SOURCE EXCERPT:
::::::::
Friday, August 08, 2008

and a sigh of relief.

As i stated in my earlier post - i was really nervous about my 13 miles at pmp plus 15 seconds. I tried to keep my overreacting in check and just go out there and run. I mapped out 6.5 miles on the towpath since I can't totally rely on ghetto garmin these days. To be honest i wasn't really sure what an 8:35 pace should feel like. I knew it should be harder than my comfortable 9:10 default pace - so I figured well if i push it a little - that should be about right. Well I started running - legs were still heavy from my track workout on tuesday but otherwise i felt pretty good. Mile 1 7:40 -- hmmm ok - guess I'm pushing it too fast - so slow down. Well it seemed that when i slowed down my garmin said i was doing a 9:50 pace - and as much as i know that my garmin isn't accurate it still scared me. Now i knew from what i had mapped out that the redlock trail head was 2.6 miles - so if i was going to be at an 8:30 pace I should hit it at 22:19 - I hit it at 20:19 - or something like that. Clearly i needed to slow it way down. Well I started thinking - i wonder if i can hold 8 minute miles through the first half and then do the second half at 8:30's -- if i can do that then I should be in really good shape for my 10k. So I ran on to boston store - mile 4.5 - stopped to refill my water - was still at an overall pace of under 8 minutes. so i only had to go two more miles out - from what i had mapped out online i had a pretty good idea of where the 6.5 mile mark was - just in case i couldn't trust the garmin. Garmin crapped out right around 6.1 miles - and then popped back online around 6.5 - right where 6.5 should have been. My 6.2 time was about 49 something - and my 6.5 was 51:47 - so I'm thinking a 6.2 time of 46:27 - is totally doable - especially if i'm not running 7 more miles afterwards!!
So I had a gu - and made my way back. Refilled at boston store again (mile 8.5) - still under 8 minute pace - I could feel myself slowing down a bit - my legs were still heavy - but through mile 11 i was still just under an overall pace of 8 minute miles. Well ghetto garmin decided to stop at mile 11.09 for quite some time - so I kind of lost track of my pace a bit. Just tried to keep it pretty even. Ghetto garmin had me running a total of 13.22 - in 1:45:05 - (we'll call it 13) for an overall pace of 8:05.
So yes I pushed too hard - i'm tired today - and legs are a little heavy - but really that was a really encouraging run - I needed to know that i could do that - and that I still had some left in me. I can run a half maraton at an 8:05 pace and still keep going. Good to know ... maybe this boston thing can happen....
thanks for listening to my over analysis of a 13 mile run...
::::::::
STORED ROWS:
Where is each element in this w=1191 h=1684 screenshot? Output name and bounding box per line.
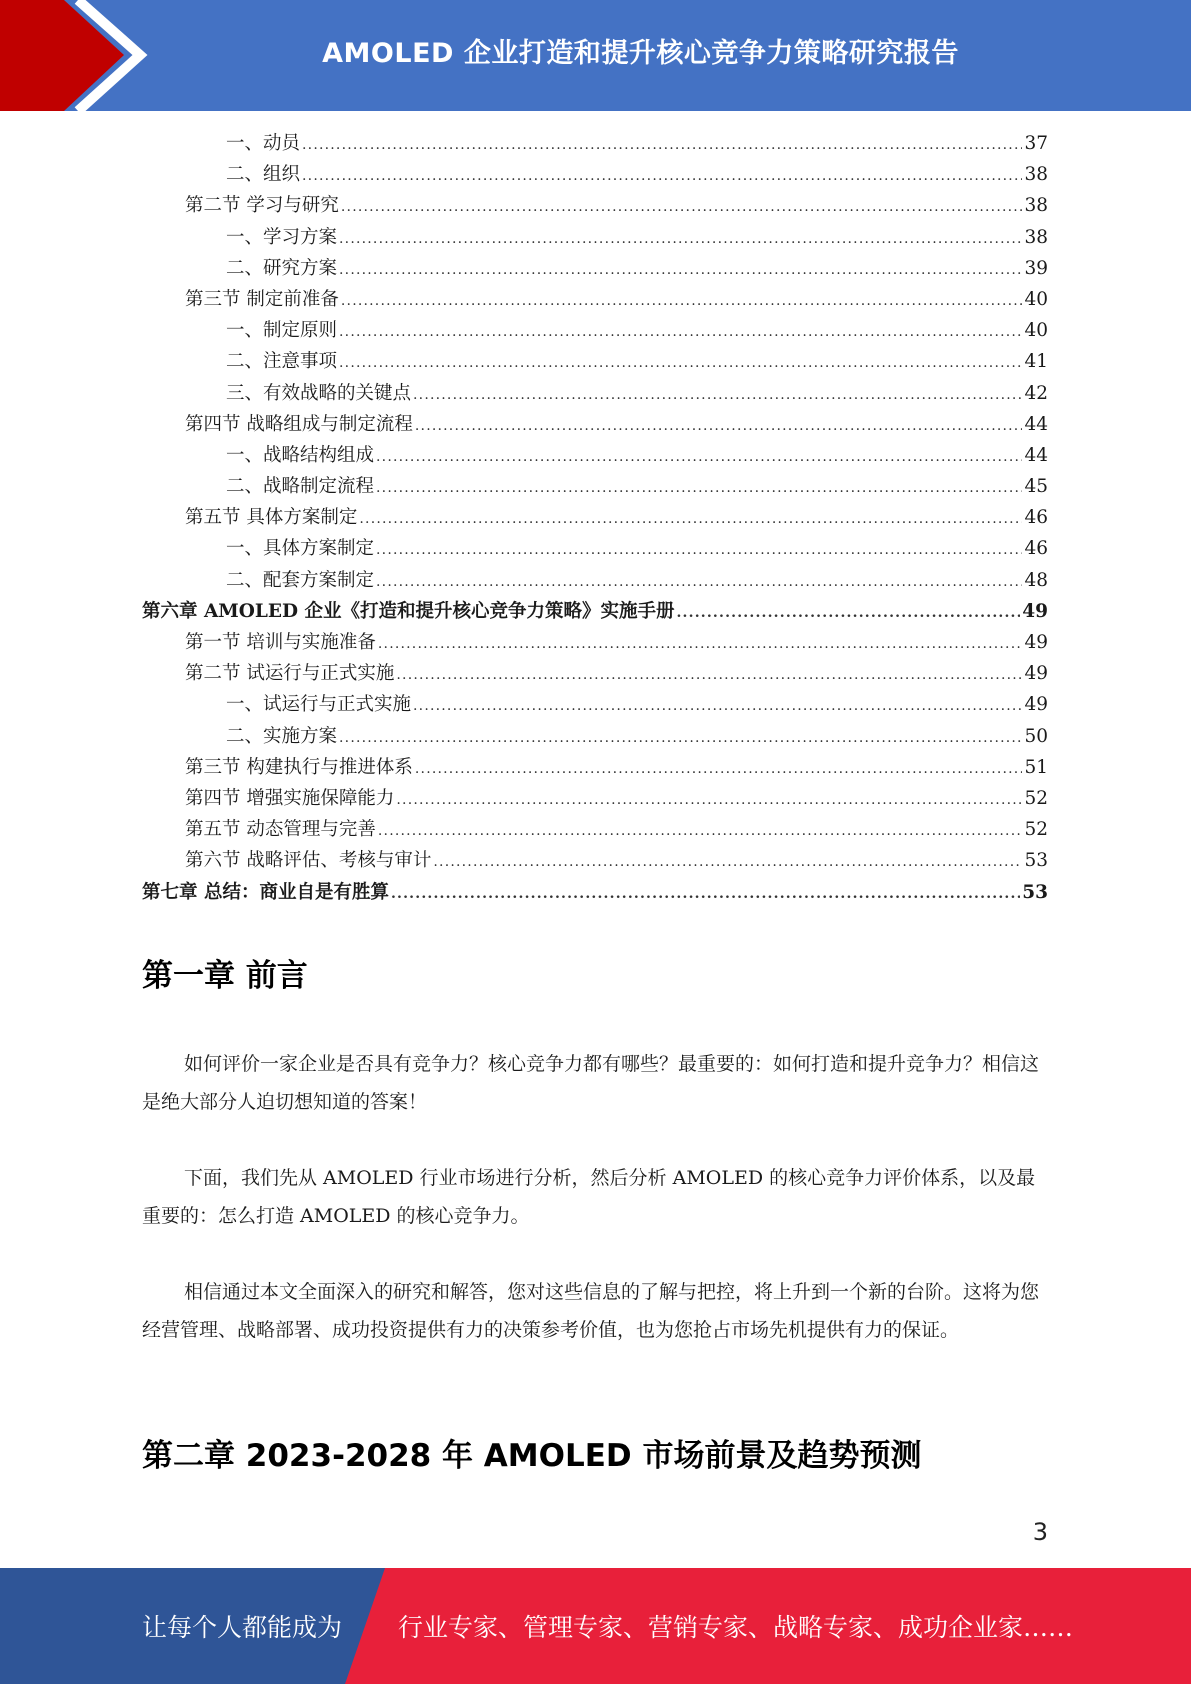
- toc-entry-label: 第五节 动态管理与完善: [185, 819, 376, 841]
- toc-entry-label: 第三节 构建执行与推进体系: [185, 756, 413, 778]
- toc-entry[interactable]: [142, 315, 1048, 346]
- toc-entry[interactable]: [142, 689, 1048, 720]
- toc-entry-page: 39: [1024, 257, 1048, 279]
- toc-dot-leader: [376, 567, 1022, 598]
- toc-dot-leader: [341, 192, 1023, 223]
- toc-dot-leader: [341, 286, 1023, 317]
- toc-entry[interactable]: [142, 284, 1048, 315]
- toc-entry-page: 44: [1024, 413, 1048, 435]
- toc-entry[interactable]: [142, 128, 1048, 159]
- toc-dot-leader: [378, 629, 1023, 660]
- toc-entry-page: 40: [1024, 288, 1048, 310]
- toc-entry-page: 38: [1024, 164, 1048, 186]
- toc-dot-leader: [339, 317, 1022, 348]
- toc-entry[interactable]: [142, 752, 1048, 783]
- toc-entry-page: 44: [1024, 444, 1048, 466]
- toc-entry[interactable]: [142, 471, 1048, 502]
- toc-entry[interactable]: [142, 409, 1048, 440]
- toc-entry[interactable]: [142, 378, 1048, 409]
- toc-entry[interactable]: [142, 658, 1048, 689]
- toc-entry-label: 第四节 战略组成与制定流程: [185, 413, 413, 435]
- toc-entry-label: 二、配套方案制定: [226, 569, 375, 591]
- page-footer: [0, 1568, 1191, 1684]
- chapter-1-paragraph-3: 相信通过本文全面深入的研究和解答，您对这些信息的了解与把控，将上升到一个新的台阶。这将为您经营管理、战略部署、成功投资提供有力的决策参考价值，也为您抢占市场先机提供有力的保证。: [142, 1281, 1040, 1341]
- toc-entry-page: 51: [1024, 756, 1048, 778]
- toc-entry-label: 第二节 试运行与正式实施: [185, 663, 395, 685]
- toc-entry-label: 一、制定原则: [226, 320, 338, 342]
- toc-entry[interactable]: [142, 814, 1048, 845]
- toc-entry-label: 第三节 制定前准备: [185, 288, 339, 310]
- toc-entry-label: 二、组织: [226, 164, 301, 186]
- table-of-contents: [142, 128, 1048, 908]
- toc-entry-page: 46: [1024, 507, 1048, 529]
- page-header: [0, 0, 1191, 111]
- toc-entry[interactable]: [142, 253, 1048, 284]
- toc-entry[interactable]: [142, 565, 1048, 596]
- chapter-1-heading: 第一章 前言: [142, 958, 308, 994]
- toc-entry-label: 三、有效战略的关键点: [226, 382, 412, 404]
- toc-entry-label: 一、战略结构组成: [226, 444, 375, 466]
- toc-entry-page: 50: [1024, 725, 1048, 747]
- toc-entry-label: 第一节 培训与实施准备: [185, 632, 376, 653]
- toc-dot-leader: [676, 598, 1020, 629]
- toc-entry-label: 第五节 具体方案制定: [185, 507, 358, 529]
- toc-entry-page: 40: [1024, 320, 1048, 342]
- toc-entry-label: 二、战略制定流程: [226, 476, 375, 498]
- toc-entry-page: 48: [1024, 569, 1048, 591]
- toc-dot-leader: [376, 535, 1022, 566]
- toc-entry-label: 二、注意事项: [226, 351, 338, 373]
- toc-entry-page: 41: [1024, 351, 1048, 373]
- toc-entry-label: 第七章 总结：商业自是有胜算: [142, 881, 389, 903]
- toc-dot-leader: [302, 130, 1022, 161]
- toc-dot-leader: [339, 723, 1022, 754]
- toc-entry[interactable]: [142, 533, 1048, 564]
- toc-dot-leader: [376, 473, 1022, 504]
- toc-entry-page: 38: [1024, 226, 1048, 248]
- toc-entry-page: 49: [1022, 600, 1048, 622]
- toc-entry-page: 53: [1024, 850, 1048, 872]
- toc-dot-leader: [339, 224, 1022, 255]
- toc-entry[interactable]: [142, 877, 1048, 908]
- toc-dot-leader: [339, 348, 1022, 379]
- toc-entry-label: 第二节 学习与研究: [185, 195, 339, 217]
- toc-entry-page: 52: [1024, 819, 1048, 841]
- toc-entry-label: 二、研究方案: [226, 257, 338, 279]
- toc-dot-leader: [415, 411, 1023, 442]
- toc-entry[interactable]: [142, 596, 1048, 627]
- toc-dot-leader: [415, 754, 1023, 785]
- toc-entry-page: 53: [1022, 881, 1048, 903]
- toc-entry-label: 一、试运行与正式实施: [226, 694, 412, 716]
- toc-dot-leader: [359, 504, 1022, 535]
- toc-dot-leader: [413, 380, 1022, 411]
- toc-entry[interactable]: [142, 159, 1048, 190]
- toc-entry[interactable]: [142, 845, 1048, 876]
- toc-entry-label: 二、实施方案: [226, 725, 338, 747]
- red-chevron-icon: [0, 0, 150, 111]
- chapter-1-paragraph-1: 如何评价一家企业是否具有竞争力？核心竞争力都有哪些？最重要的：如何打造和提升竞争力？相信这是绝大部分人迫切想知道的答案！: [142, 1053, 1040, 1113]
- page-number: 3: [1032, 1518, 1048, 1546]
- toc-entry[interactable]: [142, 502, 1048, 533]
- footer-slogan-left: 让每个人都能成为: [142, 1613, 343, 1642]
- toc-entry[interactable]: [142, 190, 1048, 221]
- report-title: AMOLED 企业打造和提升核心竞争力策略研究报告: [322, 37, 959, 69]
- toc-entry-page: 38: [1024, 195, 1048, 217]
- toc-dot-leader: [413, 691, 1022, 722]
- toc-entry[interactable]: [142, 440, 1048, 471]
- toc-entry-page: 42: [1024, 382, 1048, 404]
- toc-entry-page: 49: [1024, 663, 1048, 685]
- toc-dot-leader: [339, 255, 1022, 286]
- toc-entry[interactable]: [142, 721, 1048, 752]
- chapter-2-heading: 第二章 2023-2028 年 AMOLED 市场前景及趋势预测: [142, 1438, 922, 1474]
- toc-entry[interactable]: [142, 783, 1048, 814]
- toc-entry[interactable]: [142, 222, 1048, 253]
- toc-entry-page: 46: [1024, 538, 1048, 560]
- footer-slogan-right: 行业专家、管理专家、营销专家、战略专家、成功企业家……: [398, 1613, 1074, 1642]
- toc-dot-leader: [396, 660, 1022, 691]
- toc-entry-label: 第六节 战略评估、考核与审计: [185, 850, 432, 872]
- toc-entry-label: 一、动员: [226, 133, 301, 154]
- toc-dot-leader: [433, 847, 1022, 878]
- toc-entry-page: 49: [1024, 694, 1048, 716]
- toc-dot-leader: [302, 161, 1022, 192]
- toc-entry-page: 49: [1024, 632, 1048, 653]
- toc-entry[interactable]: [142, 346, 1048, 377]
- toc-entry-label: 一、学习方案: [226, 226, 338, 248]
- toc-entry-label: 第六章 AMOLED 企业《打造和提升核心竞争力策略》实施手册: [142, 600, 675, 622]
- toc-entry-page: 52: [1024, 787, 1048, 809]
- chapter-1-paragraph-2: 下面，我们先从 AMOLED 行业市场进行分析，然后分析 AMOLED 的核心竞争力评价体系，以及最重要的：怎么打造 AMOLED 的核心竞争力。: [142, 1167, 1036, 1227]
- toc-entry-label: 一、具体方案制定: [226, 538, 375, 560]
- toc-entry[interactable]: [142, 627, 1048, 658]
- toc-dot-leader: [391, 879, 1020, 910]
- toc-entry-page: 37: [1024, 133, 1048, 154]
- toc-entry-label: 第四节 增强实施保障能力: [185, 787, 395, 809]
- toc-dot-leader: [396, 785, 1022, 816]
- toc-entry-page: 45: [1024, 476, 1048, 498]
- toc-dot-leader: [376, 442, 1022, 473]
- toc-dot-leader: [378, 816, 1023, 847]
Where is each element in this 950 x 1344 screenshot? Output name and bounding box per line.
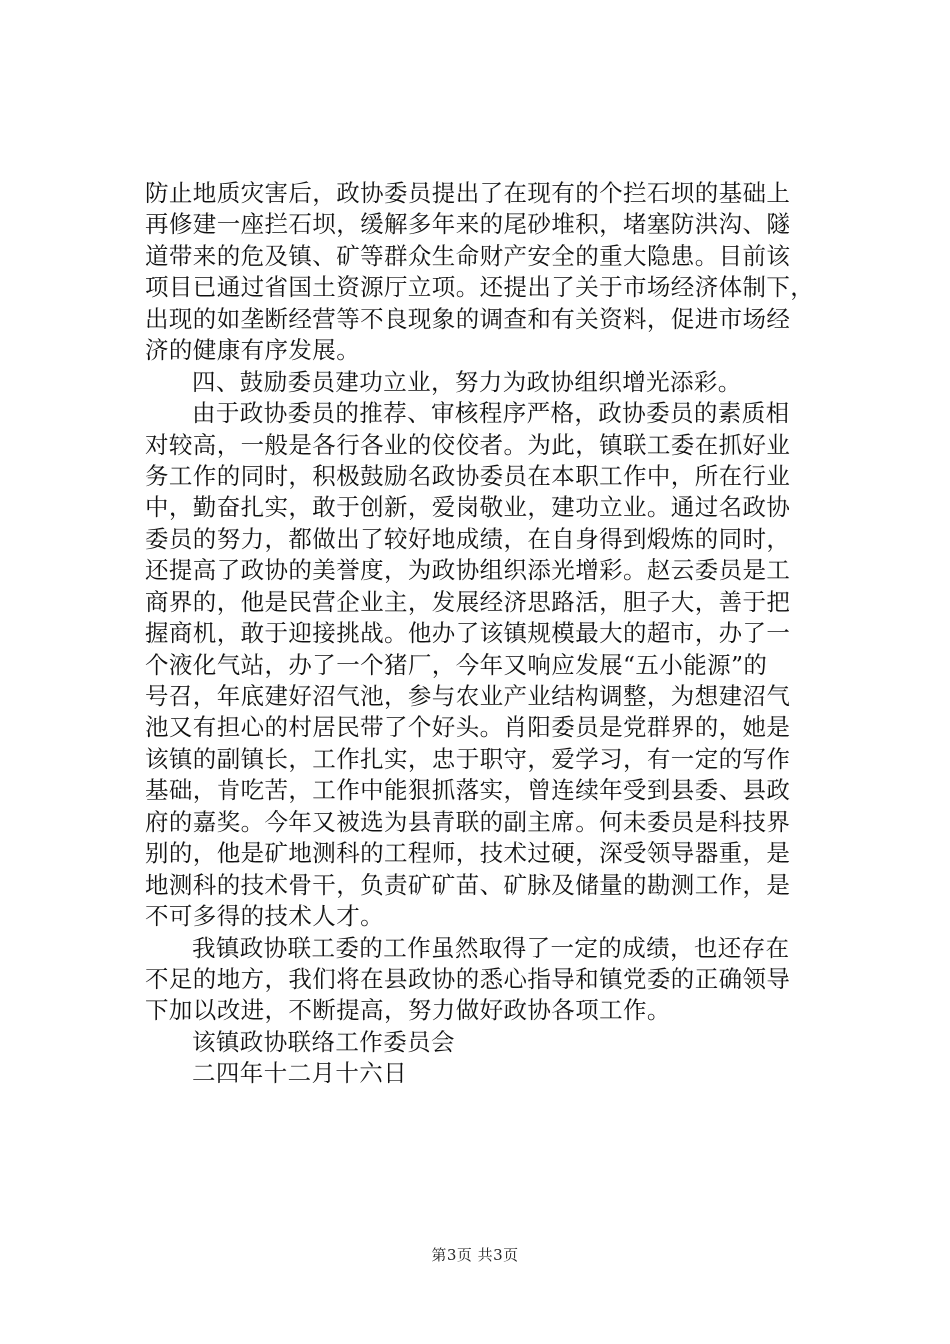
text-line: 委员的努力，都做出了较好地成绩，在自身得到煅炼的同时， (145, 524, 791, 553)
text-line: 基础，肯吃苦，工作中能狠抓落实，曾连续年受到县委、县政 (145, 776, 791, 805)
document-body (145, 178, 825, 1090)
text-line: 地测科的技术骨干，负责矿矿苗、矿脉及储量的勘测工作，是 (145, 870, 791, 899)
text-line: 对较高，一般是各行各业的佼佼者。为此，镇联工委在抓好业 (145, 430, 791, 459)
text-line: 别的，他是矿地测科的工程师，技术过硬，深受领导器重，是 (145, 839, 791, 868)
text-line: 防止地质灾害后，政协委员提出了在现有的个拦石坝的基础上 (145, 179, 791, 207)
text-line: 道带来的危及镇、矿等群众生命财产安全的重大隐患。目前该 (145, 241, 791, 270)
text-line: 个液化气站，办了一个猪厂，今年又响应发展“五小能源”的 (145, 650, 768, 679)
text-line: 我镇政协联工委的工作虽然取得了一定的成绩，也还存在 (192, 933, 790, 962)
text-line: 号召，年底建好沼气池，参与农业产业结构调整，为想建沼气 (145, 682, 791, 710)
text-line: 项目已通过省国土资源厅立项。还提出了关于市场经济体制下， (145, 273, 815, 302)
text-line: 再修建一座拦石坝，缓解多年来的尾砂堆积，堵塞防洪沟、隧 (145, 210, 791, 239)
page-footer: 第3页 共3页 (431, 1246, 519, 1264)
signature-organization: 该镇政协联络工作委员会 (192, 1027, 455, 1056)
section-heading: 四、鼓励委员建功立业，努力为政协组织增光添彩。 (192, 367, 742, 396)
text-line: 务工作的同时，积极鼓励名政协委员在本职工作中，所在行业 (145, 461, 791, 490)
text-line: 不可多得的技术人才。 (145, 902, 384, 931)
text-line: 池又有担心的村居民带了个好头。肖阳委员是党群界的，她是 (145, 713, 791, 742)
text-line: 府的嘉奖。今年又被选为县青联的副主席。何未委员是科技界 (145, 807, 791, 836)
text-line: 下加以改进，不断提高，努力做好政协各项工作。 (145, 996, 671, 1025)
text-line: 出现的如垄断经营等不良现象的调查和有关资料，促进市场经 (145, 304, 791, 333)
text-line: 还提高了政协的美誉度，为政协组织添光增彩。赵云委员是工 (145, 556, 791, 585)
text-line: 济的健康有序发展。 (145, 336, 361, 365)
text-line: 中，勤奋扎实，敢于创新，爱岗敬业，建功立业。通过名政协 (145, 493, 791, 522)
signature-date: 二四年十二月十六日 (192, 1059, 408, 1088)
text-line: 握商机，敢于迎接挑战。他办了该镇规模最大的超市，办了一 (145, 619, 791, 648)
text-line: 该镇的副镇长，工作扎实，忠于职守，爱学习，有一定的写作 (145, 744, 791, 773)
text-line: 商界的，他是民营企业主，发展经济思路活，胆子大，善于把 (145, 587, 791, 616)
text-line: 由于政协委员的推荐、审核程序严格，政协委员的素质相 (192, 399, 790, 428)
text-line: 不足的地方，我们将在县政协的悉心指导和镇党委的正确领导 (145, 964, 791, 993)
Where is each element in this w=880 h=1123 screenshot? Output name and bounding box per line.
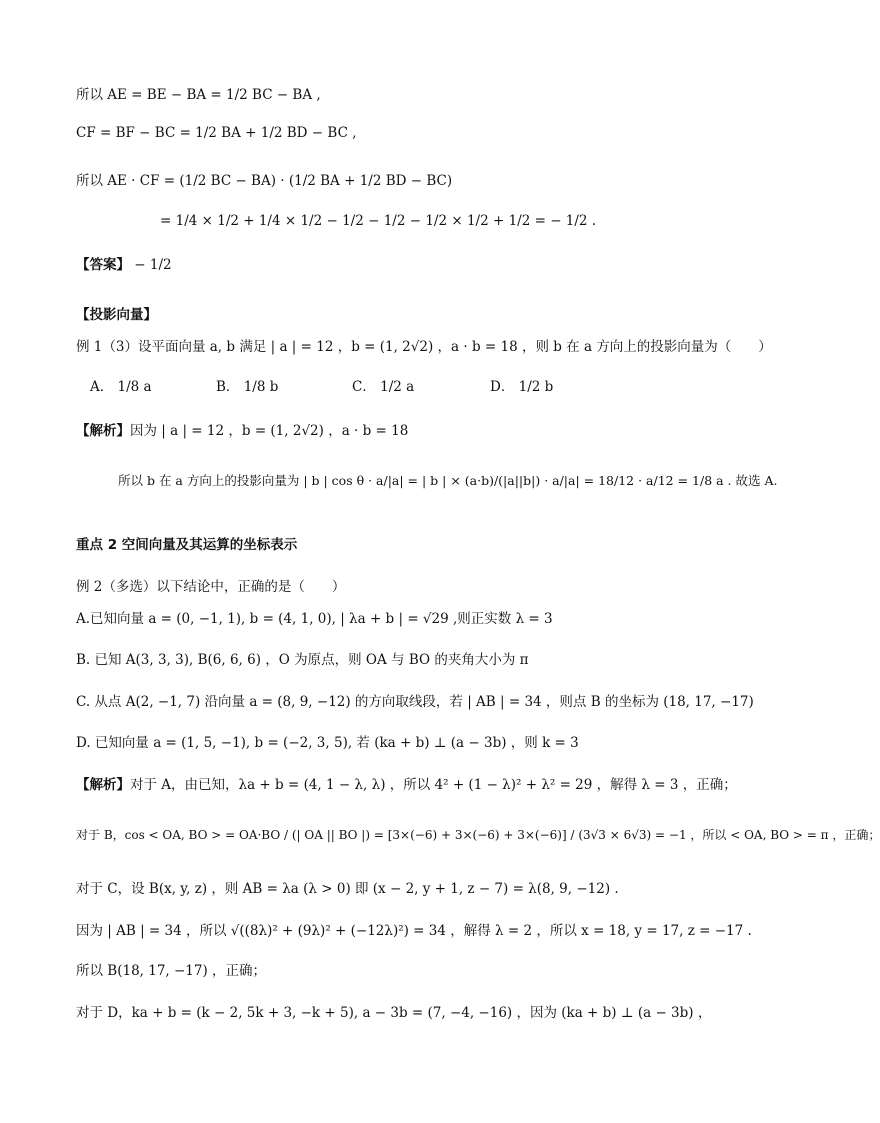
option-c: C． 1/2 a: [352, 379, 415, 395]
analysis-2-a-text: 对于 A，由已知，λa + b = (4, 1 − λ, λ) ，所以 4² + (1 − λ)² + λ² = 29 ，解得 λ = 3 ，正确；: [130, 777, 737, 793]
analysis-2-c3: 所以 B(18, 17, −17) ，正确；: [76, 963, 267, 979]
analysis-2-b: 对于 B，cos < OA, BO > = OA·BO / (| OA || BO |) = [3×(−6) + 3×(−6) + 3×(−6)] / (3√3 × 6√3) = −1 ，所以 < OA, BO > = π ，正确；: [76, 828, 880, 842]
analysis-2-c2: 因为 | AB | = 34 ，所以 √((8λ)² + (9λ)² + (−12λ)²) = 34 ，解得 λ = 2 ，所以 x = 18, y = 17, z = −17 .: [76, 923, 752, 939]
derivation-line-3: 所以 AE · CF = (1/2 BC − BA) · (1/2 BA + 1/2 BD − BC): [76, 173, 453, 189]
analysis-text: 因为 | a | = 12 ，b = (1, 2√2) ，a · b = 18: [130, 423, 409, 439]
analysis-2-label: 【解析】: [76, 777, 130, 793]
example-2-option-b: B. 已知 A(3, 3, 3), B(6, 6, 6) ，O 为原点，则 OA 与 BO 的夹角大小为 π: [76, 652, 529, 668]
analysis-2-a: [76, 776, 737, 794]
analysis-1-line-2: 所以 b 在 a 方向上的投影向量为 | b | cos θ · a/|a| = | b | × (a·b)/(|a||b|) · a/|a| = 18/12 · a/12 = 1/8 a . 故选 A.: [118, 473, 778, 488]
projection-heading: 【投影向量】: [76, 307, 157, 323]
derivation-line-1: 所以 AE = BE − BA = 1/2 BC − BA ,: [76, 87, 321, 103]
derivation-line-4: = 1/4 × 1/2 + 1/4 × 1/2 − 1/2 − 1/2 − 1/2 × 1/2 + 1/2 = − 1/2 .: [160, 213, 597, 229]
key2-heading: 重点 2 空间向量及其运算的坐标表示: [76, 537, 298, 553]
example-2-option-a: A.已知向量 a = (0, −1, 1), b = (4, 1, 0), | λa + b | = √29 ,则正实数 λ = 3: [76, 611, 553, 627]
option-b: B． 1/8 b: [216, 379, 279, 395]
example-2-option-c: C. 从点 A(2, −1, 7) 沿向量 a = (8, 9, −12) 的方向取线段，若 | AB | = 34 ，则点 B 的坐标为 (18, 17, −17): [76, 694, 754, 710]
answer-line: [76, 256, 172, 274]
example-2: 例 2（多选）以下结论中，正确的是（ ）: [76, 579, 346, 595]
example-1: 例 1（3）设平面向量 a, b 满足 | a | = 12 ，b = (1, 2√2) ，a · b = 18 ，则 b 在 a 方向上的投影向量为（ ）: [76, 339, 772, 355]
option-d: D． 1/2 b: [490, 379, 554, 395]
example-2-option-d: D. 已知向量 a = (1, 5, −1), b = (−2, 3, 5), 若 (ka + b) ⊥ (a − 3b) ，则 k = 3: [76, 735, 579, 751]
derivation-line-2: CF = BF − BC = 1/2 BA + 1/2 BD − BC ,: [76, 125, 357, 141]
analysis-2-d: 对于 D，ka + b = (k − 2, 5k + 3, −k + 5), a − 3b = (7, −4, −16) ，因为 (ka + b) ⊥ (a − 3b) ，: [76, 1005, 712, 1021]
answer-value: − 1/2: [134, 257, 172, 273]
analysis-2-c1: 对于 C，设 B(x, y, z) ，则 AB = λa (λ > 0) 即 (x − 2, y + 1, z − 7) = λ(8, 9, −12) .: [76, 881, 619, 897]
option-a: A． 1/8 a: [90, 379, 152, 395]
analysis-label: 【解析】: [76, 423, 130, 439]
analysis-1-line-1: [76, 422, 408, 440]
answer-label: 【答案】: [76, 257, 130, 273]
::::::::
DIRECTIVE A: Reproduce the part of the running blog post starting at "So yes I pushed" and ending at "13 mile run...".
DIRECTIVE B: What overall pace does the running blog post give for the entire 13-mile run?
DIRECTIVE C: Write what comes next in the running blog post, picking up after its final line.
The material after the running blog post comes from a different source.

ANSWER A:
So yes I pushed too hard - i'm tired today - and legs are a little heavy - but really that was a really encouraging run - I needed to know that i could do that - and that I still had some left in me. I can run a half maraton at an 8:05 pace and still keep going. Good to know ... maybe this boston thing can happen....
thanks for listening to my over analysis of a 13 mile run...

ANSWER B: 8:05

ANSWER C:
Thursday, August 07, 2008

nervous

I'm getting nervous about whether or not I am truly at the right fitness level to be aiming for boston - or if I'm overtraining. I'm able to do the workouts at the paces the mcmillian calculator and first program say i should... so far anyway. The thing is - i've found over the last few weeks that i am capable of way more than i thought i was. Track workouts for example. If you would have told me i could do 6 800's at a consistant 3:15 - I would have told you were crazy. I was happy with doing 3:30's... so now i start to think - woah - maybe i am capable of way more than i think - and that the only thing that is holding me back is me. the part of me that is afraid to push to hard - don't push a race too hard - or a pace too hard - b/c you might blow up. Well if i don't try it - how will i know?
So tonight - i'm doing 13 miles at planned marathon pace plus 15 seconds - or an 8:35 - I've never done 13 miles at that pace. but if i can't do that - than i sure as s$#t can't do 26.2 at 8:20... so i'm getting nervous - which iknow will not help. Also on my plate is a 10k this weekend. I'm replacing the dreaded tempo run this week with the 10k race. According to mr mcmillian - my 10k equivalent performance should be a 46:27 - 7:28 pace. I haven't run a 10k since my goal was to break 10 minute miles... so I have no idea what i'm capable of. Last 5 mile i ran was a few months ago and it was 38 minutes -- so if that is any indicator - i should be able to pull a 46 pretty easily... But here's my problem - i am going to over think this from now until the 2 days after the race. And that will probably cause me to work myself up into a tizzy and therefore not do well. I really want these runs to go well to give myself and indicator that i am in the right shape to be training for a bq. And i know that a bad race or a bad run doesn't mean that i'm not there - but i know it sure will set me back mentally. So - wish me good luck and positive thoughts.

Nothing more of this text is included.